§ Stated goal
Look through the data below. Collect every line where the word "здоровьи" occurs.

----

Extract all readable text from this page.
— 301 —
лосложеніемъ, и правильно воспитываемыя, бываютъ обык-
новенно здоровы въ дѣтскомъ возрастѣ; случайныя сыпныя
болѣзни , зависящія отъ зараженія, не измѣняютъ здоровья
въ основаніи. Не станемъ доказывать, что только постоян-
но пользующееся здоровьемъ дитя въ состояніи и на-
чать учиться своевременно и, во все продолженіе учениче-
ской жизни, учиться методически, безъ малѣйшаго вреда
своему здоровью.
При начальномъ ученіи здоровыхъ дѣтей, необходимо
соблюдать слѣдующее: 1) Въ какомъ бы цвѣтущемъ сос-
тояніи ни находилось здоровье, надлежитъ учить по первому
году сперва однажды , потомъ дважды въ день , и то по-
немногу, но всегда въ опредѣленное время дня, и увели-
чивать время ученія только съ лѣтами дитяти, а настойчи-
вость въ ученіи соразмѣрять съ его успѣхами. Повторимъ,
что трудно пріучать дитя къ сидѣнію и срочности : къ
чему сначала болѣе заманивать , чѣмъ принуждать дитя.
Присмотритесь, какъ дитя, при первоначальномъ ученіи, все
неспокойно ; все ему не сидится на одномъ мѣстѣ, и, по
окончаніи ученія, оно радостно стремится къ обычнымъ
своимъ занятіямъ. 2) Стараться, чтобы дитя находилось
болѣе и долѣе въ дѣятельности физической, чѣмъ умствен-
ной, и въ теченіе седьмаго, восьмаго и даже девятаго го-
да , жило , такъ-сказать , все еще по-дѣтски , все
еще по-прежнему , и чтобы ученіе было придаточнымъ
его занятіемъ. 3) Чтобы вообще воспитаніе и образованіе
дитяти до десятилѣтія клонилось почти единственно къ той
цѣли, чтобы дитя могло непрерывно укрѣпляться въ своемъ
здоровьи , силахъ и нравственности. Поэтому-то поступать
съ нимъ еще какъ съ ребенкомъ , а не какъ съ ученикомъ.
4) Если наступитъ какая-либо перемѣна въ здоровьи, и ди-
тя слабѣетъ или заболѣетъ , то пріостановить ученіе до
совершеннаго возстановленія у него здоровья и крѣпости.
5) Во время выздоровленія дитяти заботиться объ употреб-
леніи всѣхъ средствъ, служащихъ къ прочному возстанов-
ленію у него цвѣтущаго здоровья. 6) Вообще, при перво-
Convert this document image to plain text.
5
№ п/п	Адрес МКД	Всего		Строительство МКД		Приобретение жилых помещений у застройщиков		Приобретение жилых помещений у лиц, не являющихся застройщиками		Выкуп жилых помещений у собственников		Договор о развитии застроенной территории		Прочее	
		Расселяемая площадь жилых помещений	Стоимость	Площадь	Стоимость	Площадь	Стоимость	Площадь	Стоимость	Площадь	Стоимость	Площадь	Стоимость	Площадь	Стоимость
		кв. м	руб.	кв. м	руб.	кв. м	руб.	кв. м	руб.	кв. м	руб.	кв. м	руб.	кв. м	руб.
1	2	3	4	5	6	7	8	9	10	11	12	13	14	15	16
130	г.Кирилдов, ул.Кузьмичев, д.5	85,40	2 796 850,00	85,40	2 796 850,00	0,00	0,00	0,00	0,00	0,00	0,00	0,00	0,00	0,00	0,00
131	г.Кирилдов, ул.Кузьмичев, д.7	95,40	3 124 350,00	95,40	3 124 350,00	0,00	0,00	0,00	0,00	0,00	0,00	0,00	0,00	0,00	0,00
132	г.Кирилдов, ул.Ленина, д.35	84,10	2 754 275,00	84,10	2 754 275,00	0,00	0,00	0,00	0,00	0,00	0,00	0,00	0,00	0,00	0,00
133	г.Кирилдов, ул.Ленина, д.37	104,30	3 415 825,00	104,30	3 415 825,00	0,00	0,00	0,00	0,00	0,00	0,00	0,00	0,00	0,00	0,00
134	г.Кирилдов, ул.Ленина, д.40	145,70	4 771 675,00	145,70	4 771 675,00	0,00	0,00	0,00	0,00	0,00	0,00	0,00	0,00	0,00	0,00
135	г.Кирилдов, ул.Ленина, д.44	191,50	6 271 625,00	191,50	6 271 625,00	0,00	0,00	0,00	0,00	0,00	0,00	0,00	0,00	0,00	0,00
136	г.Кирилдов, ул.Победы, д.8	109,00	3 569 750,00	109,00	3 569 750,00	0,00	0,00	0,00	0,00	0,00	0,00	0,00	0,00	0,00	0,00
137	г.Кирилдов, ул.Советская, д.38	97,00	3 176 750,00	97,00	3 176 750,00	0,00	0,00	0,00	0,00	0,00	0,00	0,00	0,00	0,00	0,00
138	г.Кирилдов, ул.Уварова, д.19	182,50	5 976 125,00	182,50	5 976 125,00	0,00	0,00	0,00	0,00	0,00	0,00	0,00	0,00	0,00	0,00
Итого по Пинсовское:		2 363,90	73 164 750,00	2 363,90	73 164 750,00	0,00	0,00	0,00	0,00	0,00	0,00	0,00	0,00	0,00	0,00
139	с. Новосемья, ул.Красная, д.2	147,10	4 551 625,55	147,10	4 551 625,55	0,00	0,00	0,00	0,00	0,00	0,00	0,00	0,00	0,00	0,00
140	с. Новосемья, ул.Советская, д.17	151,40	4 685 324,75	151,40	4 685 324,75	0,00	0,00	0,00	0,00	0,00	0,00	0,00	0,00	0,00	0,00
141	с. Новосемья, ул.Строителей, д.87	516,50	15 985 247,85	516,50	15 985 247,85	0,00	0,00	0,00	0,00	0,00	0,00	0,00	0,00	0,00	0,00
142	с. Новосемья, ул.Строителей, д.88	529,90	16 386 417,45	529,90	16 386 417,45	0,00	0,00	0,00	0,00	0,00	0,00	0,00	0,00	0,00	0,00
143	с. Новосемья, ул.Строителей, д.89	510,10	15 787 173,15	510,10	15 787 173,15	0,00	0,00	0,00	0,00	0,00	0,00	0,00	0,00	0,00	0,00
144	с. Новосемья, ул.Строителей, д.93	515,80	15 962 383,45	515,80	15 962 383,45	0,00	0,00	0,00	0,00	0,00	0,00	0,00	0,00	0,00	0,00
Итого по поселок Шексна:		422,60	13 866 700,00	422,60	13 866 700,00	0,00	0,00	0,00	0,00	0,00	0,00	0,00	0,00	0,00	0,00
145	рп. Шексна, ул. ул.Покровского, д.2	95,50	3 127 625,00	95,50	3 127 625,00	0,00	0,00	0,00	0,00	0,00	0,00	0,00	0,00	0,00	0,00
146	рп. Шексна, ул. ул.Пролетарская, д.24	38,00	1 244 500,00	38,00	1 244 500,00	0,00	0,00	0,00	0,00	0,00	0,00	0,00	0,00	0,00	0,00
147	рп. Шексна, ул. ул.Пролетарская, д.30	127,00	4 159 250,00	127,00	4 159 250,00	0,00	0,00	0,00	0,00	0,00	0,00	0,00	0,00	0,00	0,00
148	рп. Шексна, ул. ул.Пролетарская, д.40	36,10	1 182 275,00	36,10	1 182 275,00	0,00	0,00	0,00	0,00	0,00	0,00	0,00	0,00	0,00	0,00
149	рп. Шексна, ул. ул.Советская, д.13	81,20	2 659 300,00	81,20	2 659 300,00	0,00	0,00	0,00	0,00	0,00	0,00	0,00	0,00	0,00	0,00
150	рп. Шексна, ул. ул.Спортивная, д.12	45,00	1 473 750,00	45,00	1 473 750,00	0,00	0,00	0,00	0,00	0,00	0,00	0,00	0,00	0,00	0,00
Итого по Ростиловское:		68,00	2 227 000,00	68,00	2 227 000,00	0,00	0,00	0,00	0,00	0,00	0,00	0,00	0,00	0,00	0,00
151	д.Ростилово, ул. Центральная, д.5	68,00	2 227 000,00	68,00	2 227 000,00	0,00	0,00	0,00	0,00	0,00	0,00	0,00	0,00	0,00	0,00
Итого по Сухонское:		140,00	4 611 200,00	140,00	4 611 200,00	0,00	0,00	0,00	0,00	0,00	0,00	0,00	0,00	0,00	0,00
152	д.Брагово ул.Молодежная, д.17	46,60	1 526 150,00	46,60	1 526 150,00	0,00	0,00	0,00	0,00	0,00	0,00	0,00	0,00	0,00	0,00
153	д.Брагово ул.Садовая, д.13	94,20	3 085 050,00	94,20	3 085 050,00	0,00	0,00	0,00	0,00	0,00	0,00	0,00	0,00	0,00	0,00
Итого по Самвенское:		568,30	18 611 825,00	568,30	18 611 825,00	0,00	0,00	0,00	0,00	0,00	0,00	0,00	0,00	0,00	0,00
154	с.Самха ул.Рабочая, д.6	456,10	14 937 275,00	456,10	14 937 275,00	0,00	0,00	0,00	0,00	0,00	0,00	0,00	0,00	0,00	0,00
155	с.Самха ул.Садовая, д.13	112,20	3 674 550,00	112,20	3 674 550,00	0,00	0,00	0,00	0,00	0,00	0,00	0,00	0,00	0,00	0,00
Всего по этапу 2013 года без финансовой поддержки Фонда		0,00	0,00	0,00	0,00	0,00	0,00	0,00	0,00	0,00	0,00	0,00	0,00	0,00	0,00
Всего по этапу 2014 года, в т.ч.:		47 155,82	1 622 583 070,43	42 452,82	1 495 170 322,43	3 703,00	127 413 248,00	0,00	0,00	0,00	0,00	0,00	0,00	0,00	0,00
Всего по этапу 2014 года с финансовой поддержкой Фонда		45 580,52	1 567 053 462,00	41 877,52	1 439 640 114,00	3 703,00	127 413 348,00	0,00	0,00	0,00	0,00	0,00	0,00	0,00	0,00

----

§ Result
здоровьи , силахъ и нравственности. Поэтому-то поступать
4) Если наступитъ какая-либо перемѣна въ здоровьи, и ди-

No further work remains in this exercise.